(What this task involves): Your task is to transcribe the records exactly, skipping every image.
++++ Records for processing
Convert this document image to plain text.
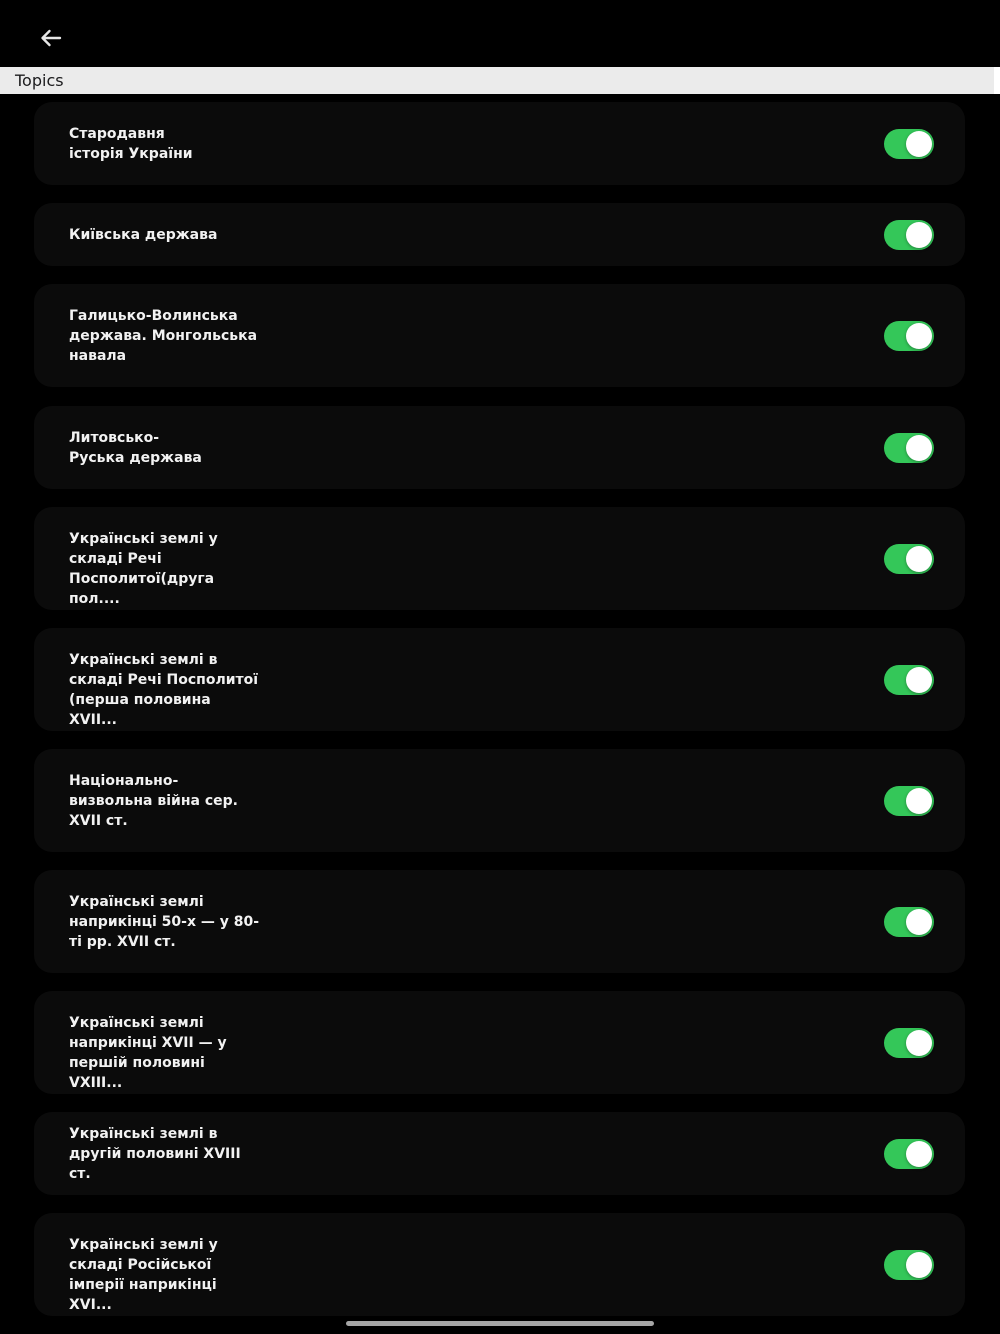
Topics
Стародавня
історія України
Київська держава
Галицько-Волинська
держава. Монгольська
навала
Литовсько-
Руська держава
Українські землі у
складі Речі
Посполитої(друга пол....
Українські землі в
складі Речі Посполитої
(перша половина XVII...
Національно-
визвольна війна сер.
XVII ст.
Українські землі
наприкінці 50-х — у 80-
ті рр. XVII ст.
Українські землі
наприкінці XVII — у
першій половині VXIII...
Українські землі в
другій половині XVIII ст.
Українські землі у
складі Російської
імперії наприкінці XVI...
++++++++
(Written response):
Convert this document image to plain text.
Topics
Стародавня
історія України
Київська держава
Галицько-Волинська
держава. Монгольська
навала
Литовсько-
Руська держава
Українські землі у
складі Речі
Посполитої(друга пол....
Українські землі в
складі Речі Посполитої
(перша половина XVII...
Національно-
визвольна війна сер.
XVII ст.
Українські землі
наприкінці 50-х — у 80-
ті рр. XVII ст.
Українські землі
наприкінці XVII — у
першій половині VXIII...
Українські землі в
другій половині XVIII ст.
Українські землі у
складі Російської
імперії наприкінці XVI...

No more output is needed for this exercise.